● **WORK REQUIRED**:
Among the entries that follow, tally the lines with the string "végétale". Give no more than the number.

● **ITEMS**:
::::::::::

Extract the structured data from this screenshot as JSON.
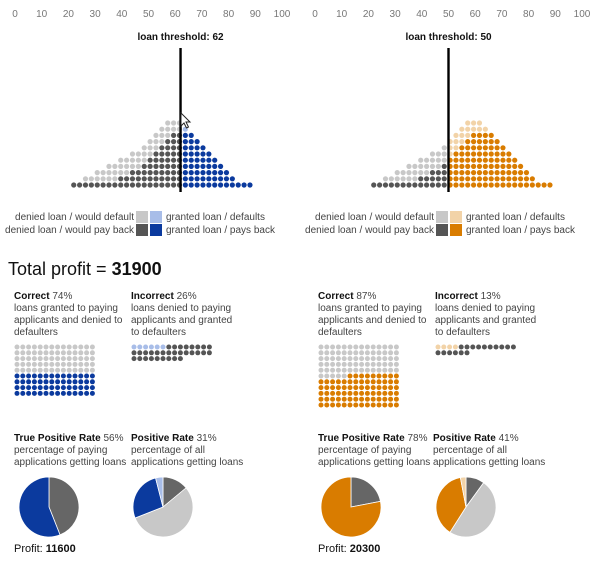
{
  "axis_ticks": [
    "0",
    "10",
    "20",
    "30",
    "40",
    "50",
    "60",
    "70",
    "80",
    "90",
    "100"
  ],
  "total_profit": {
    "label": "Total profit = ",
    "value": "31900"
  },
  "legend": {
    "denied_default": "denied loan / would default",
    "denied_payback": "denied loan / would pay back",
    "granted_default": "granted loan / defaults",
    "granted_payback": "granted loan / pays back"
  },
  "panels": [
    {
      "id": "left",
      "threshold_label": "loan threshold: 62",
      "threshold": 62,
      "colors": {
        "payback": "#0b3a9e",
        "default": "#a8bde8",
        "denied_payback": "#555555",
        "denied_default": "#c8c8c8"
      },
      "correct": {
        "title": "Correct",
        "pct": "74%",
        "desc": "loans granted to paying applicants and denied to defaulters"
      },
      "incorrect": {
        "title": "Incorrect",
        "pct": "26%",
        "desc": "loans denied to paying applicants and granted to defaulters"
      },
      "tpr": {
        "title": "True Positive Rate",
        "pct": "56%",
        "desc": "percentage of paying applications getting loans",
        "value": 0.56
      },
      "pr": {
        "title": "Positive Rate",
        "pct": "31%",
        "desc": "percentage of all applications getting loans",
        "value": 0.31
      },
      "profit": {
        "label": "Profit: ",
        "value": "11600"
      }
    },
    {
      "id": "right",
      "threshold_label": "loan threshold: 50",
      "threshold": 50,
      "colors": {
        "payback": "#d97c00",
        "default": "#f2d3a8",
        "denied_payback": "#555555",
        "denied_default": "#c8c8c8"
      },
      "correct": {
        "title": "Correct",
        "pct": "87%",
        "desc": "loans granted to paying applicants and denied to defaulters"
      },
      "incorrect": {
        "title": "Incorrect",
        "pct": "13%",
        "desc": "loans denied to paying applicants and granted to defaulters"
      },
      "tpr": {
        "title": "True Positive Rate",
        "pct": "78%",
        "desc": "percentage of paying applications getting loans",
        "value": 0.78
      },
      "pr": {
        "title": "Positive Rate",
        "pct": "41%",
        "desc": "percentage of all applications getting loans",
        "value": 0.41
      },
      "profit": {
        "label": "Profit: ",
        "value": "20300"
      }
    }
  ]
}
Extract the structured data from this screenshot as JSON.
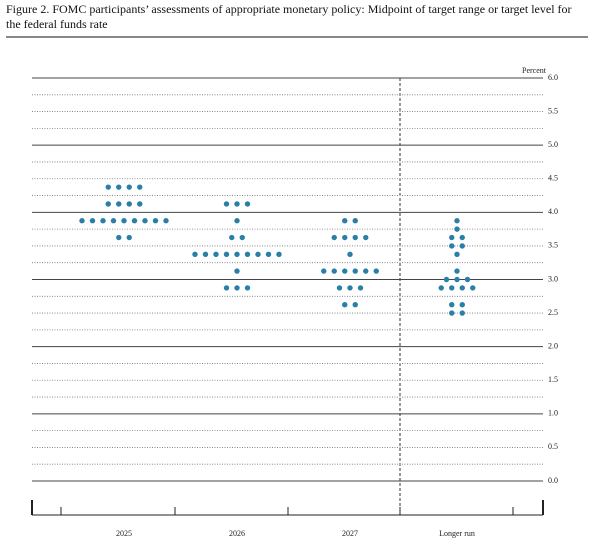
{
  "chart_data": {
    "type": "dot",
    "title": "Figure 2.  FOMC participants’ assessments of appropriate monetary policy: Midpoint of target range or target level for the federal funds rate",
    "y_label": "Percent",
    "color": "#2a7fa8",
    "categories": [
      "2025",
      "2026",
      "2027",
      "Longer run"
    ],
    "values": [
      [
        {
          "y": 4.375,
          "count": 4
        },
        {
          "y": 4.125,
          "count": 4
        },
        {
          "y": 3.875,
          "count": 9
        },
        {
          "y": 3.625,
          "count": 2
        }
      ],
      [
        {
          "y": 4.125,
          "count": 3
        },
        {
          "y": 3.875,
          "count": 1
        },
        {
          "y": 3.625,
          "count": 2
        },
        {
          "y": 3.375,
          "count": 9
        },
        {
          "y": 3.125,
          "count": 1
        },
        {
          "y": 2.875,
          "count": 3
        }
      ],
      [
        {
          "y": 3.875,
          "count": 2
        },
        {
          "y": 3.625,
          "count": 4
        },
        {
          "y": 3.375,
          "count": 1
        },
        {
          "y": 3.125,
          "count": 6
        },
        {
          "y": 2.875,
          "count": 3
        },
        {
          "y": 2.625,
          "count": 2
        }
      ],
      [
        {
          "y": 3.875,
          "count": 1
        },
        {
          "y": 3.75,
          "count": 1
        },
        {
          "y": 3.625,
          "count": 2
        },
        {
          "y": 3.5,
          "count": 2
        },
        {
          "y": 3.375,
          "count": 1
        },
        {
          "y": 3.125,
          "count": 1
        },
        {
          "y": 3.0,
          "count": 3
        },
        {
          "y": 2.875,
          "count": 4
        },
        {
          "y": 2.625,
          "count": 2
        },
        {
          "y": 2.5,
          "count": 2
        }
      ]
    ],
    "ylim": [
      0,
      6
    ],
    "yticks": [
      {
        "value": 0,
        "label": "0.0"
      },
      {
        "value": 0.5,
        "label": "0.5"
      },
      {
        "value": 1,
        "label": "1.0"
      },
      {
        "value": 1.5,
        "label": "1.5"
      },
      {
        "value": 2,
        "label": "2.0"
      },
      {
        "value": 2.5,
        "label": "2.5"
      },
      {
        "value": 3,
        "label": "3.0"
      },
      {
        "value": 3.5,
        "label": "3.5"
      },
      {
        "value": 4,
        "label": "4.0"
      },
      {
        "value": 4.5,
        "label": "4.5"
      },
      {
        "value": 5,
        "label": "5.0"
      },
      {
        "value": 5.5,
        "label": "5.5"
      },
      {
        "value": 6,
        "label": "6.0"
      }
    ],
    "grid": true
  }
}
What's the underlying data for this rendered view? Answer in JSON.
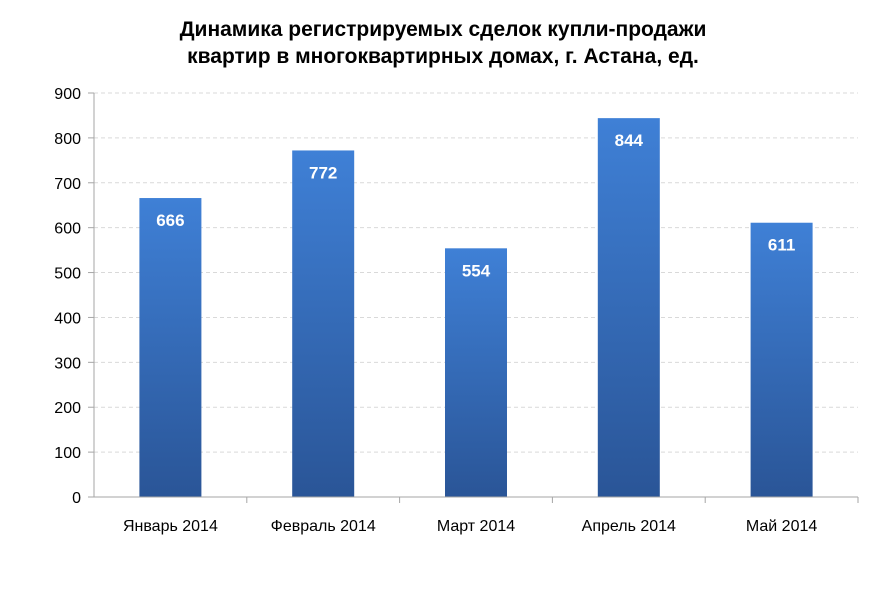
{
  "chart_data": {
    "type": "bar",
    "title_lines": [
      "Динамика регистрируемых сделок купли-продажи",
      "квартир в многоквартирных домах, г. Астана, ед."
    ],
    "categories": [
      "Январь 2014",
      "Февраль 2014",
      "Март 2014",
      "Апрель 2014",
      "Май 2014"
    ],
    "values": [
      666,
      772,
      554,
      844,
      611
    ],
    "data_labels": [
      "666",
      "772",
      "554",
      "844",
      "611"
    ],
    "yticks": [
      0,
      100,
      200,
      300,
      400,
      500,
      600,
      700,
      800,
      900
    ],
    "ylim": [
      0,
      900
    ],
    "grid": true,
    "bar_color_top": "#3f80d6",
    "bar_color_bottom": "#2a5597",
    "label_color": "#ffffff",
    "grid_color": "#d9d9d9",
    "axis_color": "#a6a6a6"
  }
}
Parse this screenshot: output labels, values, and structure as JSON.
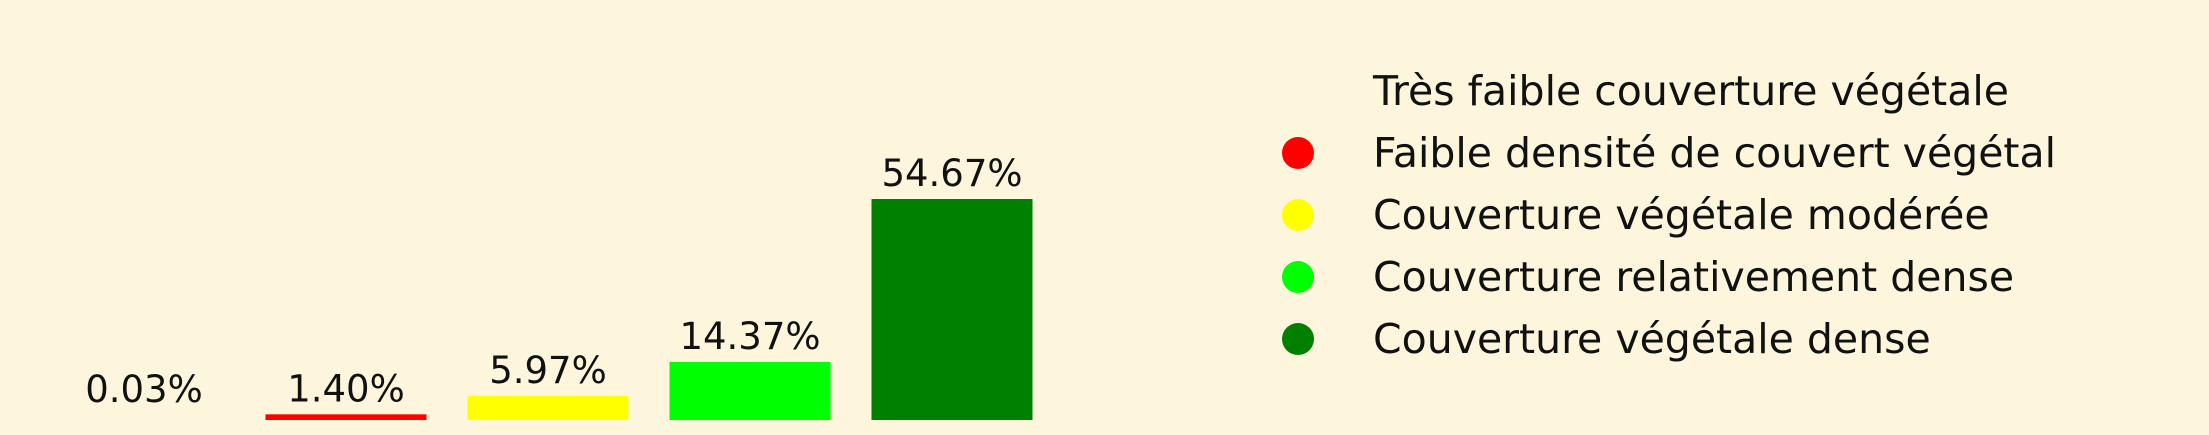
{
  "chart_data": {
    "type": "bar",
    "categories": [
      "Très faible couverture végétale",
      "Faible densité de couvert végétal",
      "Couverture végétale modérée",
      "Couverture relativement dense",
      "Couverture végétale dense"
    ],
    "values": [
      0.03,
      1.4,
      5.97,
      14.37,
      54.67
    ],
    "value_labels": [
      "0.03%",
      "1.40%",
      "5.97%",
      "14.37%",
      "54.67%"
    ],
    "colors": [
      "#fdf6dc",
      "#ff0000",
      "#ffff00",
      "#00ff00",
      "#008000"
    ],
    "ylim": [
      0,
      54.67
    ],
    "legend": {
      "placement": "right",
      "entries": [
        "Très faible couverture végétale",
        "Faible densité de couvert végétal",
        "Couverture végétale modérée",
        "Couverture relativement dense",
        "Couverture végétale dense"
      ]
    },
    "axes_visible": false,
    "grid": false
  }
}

::::::::::

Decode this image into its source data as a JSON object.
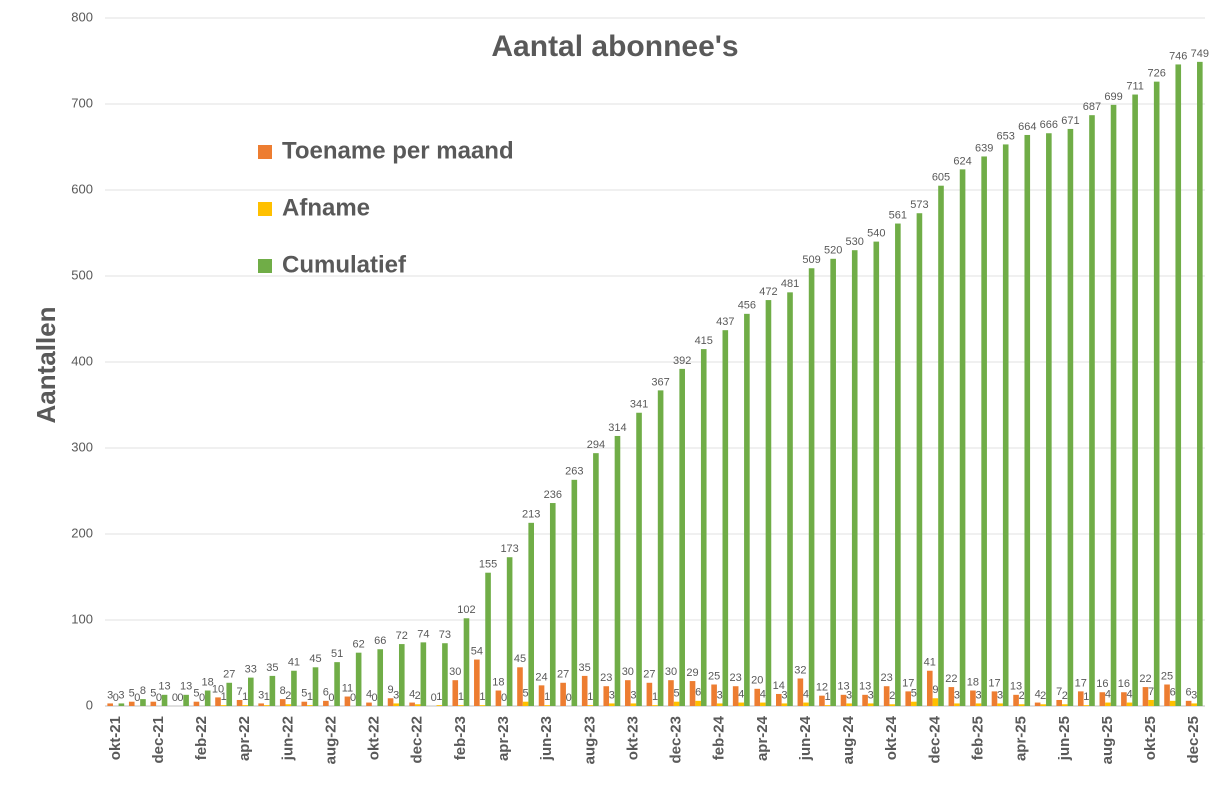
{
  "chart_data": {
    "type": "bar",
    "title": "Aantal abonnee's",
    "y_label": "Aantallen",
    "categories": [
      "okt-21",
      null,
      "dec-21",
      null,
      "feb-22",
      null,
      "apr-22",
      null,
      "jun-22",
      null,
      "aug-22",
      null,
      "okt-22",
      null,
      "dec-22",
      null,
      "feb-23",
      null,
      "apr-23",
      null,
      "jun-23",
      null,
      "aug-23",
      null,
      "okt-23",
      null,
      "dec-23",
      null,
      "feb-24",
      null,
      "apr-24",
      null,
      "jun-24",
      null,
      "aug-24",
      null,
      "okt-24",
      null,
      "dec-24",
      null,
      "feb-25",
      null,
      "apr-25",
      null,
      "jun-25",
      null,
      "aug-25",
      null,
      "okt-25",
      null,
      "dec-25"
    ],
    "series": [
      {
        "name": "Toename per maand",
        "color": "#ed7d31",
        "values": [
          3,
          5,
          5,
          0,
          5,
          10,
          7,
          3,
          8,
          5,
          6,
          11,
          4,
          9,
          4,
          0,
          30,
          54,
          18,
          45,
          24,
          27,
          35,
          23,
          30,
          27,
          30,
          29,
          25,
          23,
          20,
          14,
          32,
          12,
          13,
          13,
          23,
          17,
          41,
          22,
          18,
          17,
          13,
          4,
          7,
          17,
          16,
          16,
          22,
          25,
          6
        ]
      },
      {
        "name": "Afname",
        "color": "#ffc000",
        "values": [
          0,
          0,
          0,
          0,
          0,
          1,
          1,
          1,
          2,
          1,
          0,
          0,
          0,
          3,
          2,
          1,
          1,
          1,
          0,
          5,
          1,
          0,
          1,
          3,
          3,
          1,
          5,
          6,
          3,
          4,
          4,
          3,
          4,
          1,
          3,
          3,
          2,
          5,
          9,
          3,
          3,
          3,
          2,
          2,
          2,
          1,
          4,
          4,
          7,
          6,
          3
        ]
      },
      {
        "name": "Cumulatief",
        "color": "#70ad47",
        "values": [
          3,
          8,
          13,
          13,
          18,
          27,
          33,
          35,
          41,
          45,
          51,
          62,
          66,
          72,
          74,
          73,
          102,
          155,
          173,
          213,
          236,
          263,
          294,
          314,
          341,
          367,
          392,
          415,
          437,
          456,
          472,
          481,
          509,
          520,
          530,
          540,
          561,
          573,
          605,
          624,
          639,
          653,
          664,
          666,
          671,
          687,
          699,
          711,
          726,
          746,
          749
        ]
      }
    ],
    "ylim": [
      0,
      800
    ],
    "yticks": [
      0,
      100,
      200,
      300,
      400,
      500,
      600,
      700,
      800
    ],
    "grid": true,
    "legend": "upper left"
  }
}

::::::::::

● **THE COMPLETED TASK**:
6